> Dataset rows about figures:
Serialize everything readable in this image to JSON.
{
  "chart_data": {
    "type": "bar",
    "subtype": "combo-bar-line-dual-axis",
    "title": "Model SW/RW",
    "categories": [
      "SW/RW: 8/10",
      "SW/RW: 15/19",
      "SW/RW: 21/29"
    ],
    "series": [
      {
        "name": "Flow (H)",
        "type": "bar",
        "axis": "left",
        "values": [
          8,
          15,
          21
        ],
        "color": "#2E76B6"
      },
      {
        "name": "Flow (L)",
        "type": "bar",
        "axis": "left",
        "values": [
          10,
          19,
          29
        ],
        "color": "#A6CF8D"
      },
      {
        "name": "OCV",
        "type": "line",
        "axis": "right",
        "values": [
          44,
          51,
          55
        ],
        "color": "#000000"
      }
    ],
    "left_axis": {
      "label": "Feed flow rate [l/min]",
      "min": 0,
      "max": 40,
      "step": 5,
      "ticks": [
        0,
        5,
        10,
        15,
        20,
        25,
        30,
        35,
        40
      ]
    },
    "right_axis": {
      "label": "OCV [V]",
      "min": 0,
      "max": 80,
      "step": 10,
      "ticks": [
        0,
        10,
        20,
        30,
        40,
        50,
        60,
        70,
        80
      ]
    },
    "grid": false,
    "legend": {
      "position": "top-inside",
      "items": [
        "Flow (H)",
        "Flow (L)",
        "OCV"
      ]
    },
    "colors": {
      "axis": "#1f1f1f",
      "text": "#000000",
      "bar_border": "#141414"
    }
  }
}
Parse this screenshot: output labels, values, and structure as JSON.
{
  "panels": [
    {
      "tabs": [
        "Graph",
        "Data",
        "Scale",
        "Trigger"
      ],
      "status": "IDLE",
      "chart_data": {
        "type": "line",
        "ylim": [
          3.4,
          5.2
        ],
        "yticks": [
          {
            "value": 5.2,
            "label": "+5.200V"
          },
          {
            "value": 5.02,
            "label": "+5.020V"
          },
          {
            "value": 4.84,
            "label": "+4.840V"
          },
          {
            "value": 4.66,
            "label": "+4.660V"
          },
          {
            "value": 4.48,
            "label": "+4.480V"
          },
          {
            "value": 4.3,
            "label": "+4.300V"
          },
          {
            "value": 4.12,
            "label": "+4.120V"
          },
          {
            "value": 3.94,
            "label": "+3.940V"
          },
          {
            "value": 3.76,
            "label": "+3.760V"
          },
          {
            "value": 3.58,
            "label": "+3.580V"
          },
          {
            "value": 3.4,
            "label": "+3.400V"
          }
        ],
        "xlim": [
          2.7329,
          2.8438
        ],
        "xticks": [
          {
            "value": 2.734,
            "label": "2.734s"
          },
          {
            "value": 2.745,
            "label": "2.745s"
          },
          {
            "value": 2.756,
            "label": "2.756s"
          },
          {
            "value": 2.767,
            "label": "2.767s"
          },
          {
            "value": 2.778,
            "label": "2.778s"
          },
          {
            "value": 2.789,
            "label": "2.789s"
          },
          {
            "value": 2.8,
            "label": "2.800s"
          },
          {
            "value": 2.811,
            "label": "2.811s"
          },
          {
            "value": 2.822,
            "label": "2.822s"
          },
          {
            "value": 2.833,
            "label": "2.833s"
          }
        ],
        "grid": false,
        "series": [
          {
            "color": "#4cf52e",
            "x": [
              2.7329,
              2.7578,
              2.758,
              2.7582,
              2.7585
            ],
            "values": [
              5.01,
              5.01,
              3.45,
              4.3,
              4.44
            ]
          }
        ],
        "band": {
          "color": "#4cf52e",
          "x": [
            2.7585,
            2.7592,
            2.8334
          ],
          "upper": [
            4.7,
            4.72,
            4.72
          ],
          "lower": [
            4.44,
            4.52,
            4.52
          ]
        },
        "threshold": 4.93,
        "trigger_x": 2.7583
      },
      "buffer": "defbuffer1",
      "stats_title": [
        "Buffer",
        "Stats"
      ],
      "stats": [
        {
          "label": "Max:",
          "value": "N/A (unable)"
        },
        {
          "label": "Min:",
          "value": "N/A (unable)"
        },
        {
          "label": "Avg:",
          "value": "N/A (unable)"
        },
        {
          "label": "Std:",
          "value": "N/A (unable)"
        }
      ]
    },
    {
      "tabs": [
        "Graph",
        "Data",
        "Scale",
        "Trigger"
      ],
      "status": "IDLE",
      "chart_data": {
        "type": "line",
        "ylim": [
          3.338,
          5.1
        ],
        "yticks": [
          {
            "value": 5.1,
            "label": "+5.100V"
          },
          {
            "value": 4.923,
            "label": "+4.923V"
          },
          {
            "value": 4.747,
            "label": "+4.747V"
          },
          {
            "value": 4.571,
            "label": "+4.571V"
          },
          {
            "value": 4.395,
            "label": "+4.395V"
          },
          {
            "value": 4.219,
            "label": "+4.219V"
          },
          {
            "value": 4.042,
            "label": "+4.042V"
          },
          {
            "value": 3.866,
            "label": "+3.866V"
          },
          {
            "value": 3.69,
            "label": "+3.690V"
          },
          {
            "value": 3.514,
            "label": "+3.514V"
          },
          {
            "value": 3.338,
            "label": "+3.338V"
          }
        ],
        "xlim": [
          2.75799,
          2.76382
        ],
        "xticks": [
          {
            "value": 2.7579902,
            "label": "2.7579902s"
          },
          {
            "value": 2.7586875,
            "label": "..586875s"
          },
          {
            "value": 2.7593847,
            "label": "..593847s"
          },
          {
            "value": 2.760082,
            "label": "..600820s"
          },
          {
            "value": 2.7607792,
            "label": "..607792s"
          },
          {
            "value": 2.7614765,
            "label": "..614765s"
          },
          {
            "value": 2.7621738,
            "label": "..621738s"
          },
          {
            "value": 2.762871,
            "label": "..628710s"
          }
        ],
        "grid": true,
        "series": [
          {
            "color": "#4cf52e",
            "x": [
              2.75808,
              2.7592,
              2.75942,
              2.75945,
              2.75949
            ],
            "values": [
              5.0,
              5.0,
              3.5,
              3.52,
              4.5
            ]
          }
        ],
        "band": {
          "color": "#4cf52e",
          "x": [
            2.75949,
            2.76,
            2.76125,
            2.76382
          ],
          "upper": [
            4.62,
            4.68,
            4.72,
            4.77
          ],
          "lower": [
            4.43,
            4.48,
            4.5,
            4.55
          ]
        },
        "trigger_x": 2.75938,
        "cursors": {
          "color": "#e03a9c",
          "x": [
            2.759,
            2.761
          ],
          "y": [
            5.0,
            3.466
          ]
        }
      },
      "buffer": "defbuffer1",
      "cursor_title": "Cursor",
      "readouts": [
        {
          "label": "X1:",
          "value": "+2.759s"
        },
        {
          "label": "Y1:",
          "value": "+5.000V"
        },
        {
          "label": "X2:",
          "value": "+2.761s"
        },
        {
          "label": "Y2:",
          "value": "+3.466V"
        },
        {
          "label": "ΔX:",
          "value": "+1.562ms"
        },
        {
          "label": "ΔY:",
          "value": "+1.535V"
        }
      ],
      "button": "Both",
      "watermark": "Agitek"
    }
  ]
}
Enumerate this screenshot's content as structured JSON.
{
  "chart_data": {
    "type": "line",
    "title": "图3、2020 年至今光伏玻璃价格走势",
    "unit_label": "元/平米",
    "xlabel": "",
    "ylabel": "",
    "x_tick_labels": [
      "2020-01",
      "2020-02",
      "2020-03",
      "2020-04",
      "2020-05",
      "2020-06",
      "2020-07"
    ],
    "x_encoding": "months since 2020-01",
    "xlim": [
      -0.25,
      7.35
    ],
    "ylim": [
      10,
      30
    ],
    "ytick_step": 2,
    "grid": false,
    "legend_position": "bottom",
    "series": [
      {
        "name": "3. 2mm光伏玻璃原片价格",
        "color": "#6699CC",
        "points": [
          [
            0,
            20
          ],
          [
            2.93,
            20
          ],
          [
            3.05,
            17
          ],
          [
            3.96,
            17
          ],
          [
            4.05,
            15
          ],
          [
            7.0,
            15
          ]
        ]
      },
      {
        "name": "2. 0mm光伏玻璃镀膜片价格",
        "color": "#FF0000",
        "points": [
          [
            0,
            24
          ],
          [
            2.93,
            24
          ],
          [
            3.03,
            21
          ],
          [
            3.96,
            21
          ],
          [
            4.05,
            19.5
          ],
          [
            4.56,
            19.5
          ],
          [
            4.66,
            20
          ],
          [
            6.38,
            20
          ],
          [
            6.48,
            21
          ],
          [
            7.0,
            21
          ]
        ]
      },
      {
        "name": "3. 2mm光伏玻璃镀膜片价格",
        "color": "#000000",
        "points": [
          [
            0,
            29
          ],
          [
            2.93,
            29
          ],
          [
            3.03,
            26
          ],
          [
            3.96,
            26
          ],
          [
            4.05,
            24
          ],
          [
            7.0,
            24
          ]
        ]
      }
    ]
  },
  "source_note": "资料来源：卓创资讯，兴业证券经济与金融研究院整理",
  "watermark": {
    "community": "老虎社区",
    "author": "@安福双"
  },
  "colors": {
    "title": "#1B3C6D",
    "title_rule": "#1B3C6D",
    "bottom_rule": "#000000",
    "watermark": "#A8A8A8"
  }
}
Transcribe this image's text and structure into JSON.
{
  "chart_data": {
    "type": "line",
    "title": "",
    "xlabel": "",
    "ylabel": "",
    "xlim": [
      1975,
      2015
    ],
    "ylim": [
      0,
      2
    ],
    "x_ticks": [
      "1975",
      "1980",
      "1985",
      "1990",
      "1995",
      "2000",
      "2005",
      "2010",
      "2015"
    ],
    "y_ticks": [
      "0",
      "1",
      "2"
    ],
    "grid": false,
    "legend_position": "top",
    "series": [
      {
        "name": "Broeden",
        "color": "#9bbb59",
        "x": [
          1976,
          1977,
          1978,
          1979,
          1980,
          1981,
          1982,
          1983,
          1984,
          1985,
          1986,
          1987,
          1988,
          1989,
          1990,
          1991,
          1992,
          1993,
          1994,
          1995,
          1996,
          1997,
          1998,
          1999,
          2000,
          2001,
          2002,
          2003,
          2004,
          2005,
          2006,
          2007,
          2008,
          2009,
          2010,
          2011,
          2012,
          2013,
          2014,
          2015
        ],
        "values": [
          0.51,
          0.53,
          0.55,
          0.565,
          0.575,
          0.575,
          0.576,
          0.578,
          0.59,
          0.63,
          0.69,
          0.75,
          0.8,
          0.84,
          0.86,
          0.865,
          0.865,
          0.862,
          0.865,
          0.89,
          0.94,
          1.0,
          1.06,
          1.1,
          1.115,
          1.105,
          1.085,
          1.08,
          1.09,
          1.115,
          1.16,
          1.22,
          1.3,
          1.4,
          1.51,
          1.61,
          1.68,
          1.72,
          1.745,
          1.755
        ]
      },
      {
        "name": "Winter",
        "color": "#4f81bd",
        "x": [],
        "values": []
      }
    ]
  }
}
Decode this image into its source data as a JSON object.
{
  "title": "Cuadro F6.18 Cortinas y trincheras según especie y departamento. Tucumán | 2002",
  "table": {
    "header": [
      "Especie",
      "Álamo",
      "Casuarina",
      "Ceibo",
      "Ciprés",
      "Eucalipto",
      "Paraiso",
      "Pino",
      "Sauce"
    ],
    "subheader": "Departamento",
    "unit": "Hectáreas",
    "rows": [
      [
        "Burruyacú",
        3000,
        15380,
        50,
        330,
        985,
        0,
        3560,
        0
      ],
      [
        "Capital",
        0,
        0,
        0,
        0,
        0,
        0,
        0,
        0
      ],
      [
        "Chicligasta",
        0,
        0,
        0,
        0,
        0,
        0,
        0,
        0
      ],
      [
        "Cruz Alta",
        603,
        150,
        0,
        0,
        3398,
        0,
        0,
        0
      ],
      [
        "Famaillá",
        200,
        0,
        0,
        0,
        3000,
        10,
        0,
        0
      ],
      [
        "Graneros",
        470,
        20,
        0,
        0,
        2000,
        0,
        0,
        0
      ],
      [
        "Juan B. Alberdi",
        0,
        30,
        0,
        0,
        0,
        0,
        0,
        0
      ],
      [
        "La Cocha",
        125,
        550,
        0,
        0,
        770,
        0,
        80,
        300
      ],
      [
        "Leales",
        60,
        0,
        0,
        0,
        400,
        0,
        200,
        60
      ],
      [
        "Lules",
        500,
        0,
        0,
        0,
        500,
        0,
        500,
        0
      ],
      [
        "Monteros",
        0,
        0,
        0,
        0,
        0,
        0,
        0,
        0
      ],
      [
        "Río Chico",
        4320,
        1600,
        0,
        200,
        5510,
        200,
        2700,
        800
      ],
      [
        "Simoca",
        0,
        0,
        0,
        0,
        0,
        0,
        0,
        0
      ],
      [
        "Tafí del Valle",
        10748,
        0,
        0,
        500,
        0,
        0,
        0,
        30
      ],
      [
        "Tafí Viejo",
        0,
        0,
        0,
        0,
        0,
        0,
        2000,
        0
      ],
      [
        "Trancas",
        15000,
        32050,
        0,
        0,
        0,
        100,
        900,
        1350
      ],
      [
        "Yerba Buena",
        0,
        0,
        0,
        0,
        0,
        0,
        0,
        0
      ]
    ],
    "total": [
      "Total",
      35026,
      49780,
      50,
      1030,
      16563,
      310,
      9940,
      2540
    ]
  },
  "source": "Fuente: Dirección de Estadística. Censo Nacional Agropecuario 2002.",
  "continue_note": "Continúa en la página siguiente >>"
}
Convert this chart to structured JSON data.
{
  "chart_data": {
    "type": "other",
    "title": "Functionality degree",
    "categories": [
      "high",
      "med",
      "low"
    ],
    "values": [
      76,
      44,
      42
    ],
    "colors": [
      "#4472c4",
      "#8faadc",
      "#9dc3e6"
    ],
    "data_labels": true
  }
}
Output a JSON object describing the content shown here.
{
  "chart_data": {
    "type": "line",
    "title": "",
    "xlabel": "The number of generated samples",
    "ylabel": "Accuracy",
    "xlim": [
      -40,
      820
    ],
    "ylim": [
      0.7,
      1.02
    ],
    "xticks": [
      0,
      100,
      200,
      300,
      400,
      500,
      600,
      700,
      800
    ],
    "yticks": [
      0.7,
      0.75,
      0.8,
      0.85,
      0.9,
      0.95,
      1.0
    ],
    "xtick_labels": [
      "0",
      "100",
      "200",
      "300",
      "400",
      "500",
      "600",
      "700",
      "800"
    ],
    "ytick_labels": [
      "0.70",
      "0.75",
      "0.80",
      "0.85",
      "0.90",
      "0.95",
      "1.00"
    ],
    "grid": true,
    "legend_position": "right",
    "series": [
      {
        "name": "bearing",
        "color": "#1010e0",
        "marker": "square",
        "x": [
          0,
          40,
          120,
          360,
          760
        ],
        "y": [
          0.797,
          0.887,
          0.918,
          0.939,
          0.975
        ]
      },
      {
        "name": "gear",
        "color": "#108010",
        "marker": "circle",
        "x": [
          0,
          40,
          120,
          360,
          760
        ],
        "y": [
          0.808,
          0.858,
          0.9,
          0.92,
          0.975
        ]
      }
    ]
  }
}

> Exercise aim:
Set down, exactly and in full, the lines from the one containing "Output a JSON" through the end of the entries; no other line belongs.

> Right answer:
Output a JSON object describing the content shown here.
{
  "chart_data": {
    "type": "line",
    "title": "",
    "xlabel": "The number of generated samples",
    "ylabel": "Accuracy",
    "xlim": [
      -40,
      820
    ],
    "ylim": [
      0.7,
      1.02
    ],
    "xticks": [
      0,
      100,
      200,
      300,
      400,
      500,
      600,
      700,
      800
    ],
    "yticks": [
      0.7,
      0.75,
      0.8,
      0.85,
      0.9,
      0.95,
      1.0
    ],
    "xtick_labels": [
      "0",
      "100",
      "200",
      "300",
      "400",
      "500",
      "600",
      "700",
      "800"
    ],
    "ytick_labels": [
      "0.70",
      "0.75",
      "0.80",
      "0.85",
      "0.90",
      "0.95",
      "1.00"
    ],
    "grid": true,
    "legend_position": "right",
    "series": [
      {
        "name": "bearing",
        "color": "#1010e0",
        "marker": "square",
        "x": [
          0,
          40,
          120,
          360,
          760
        ],
        "y": [
          0.797,
          0.887,
          0.918,
          0.939,
          0.975
        ]
      },
      {
        "name": "gear",
        "color": "#108010",
        "marker": "circle",
        "x": [
          0,
          40,
          120,
          360,
          760
        ],
        "y": [
          0.808,
          0.858,
          0.9,
          0.92,
          0.975
        ]
      }
    ]
  }
}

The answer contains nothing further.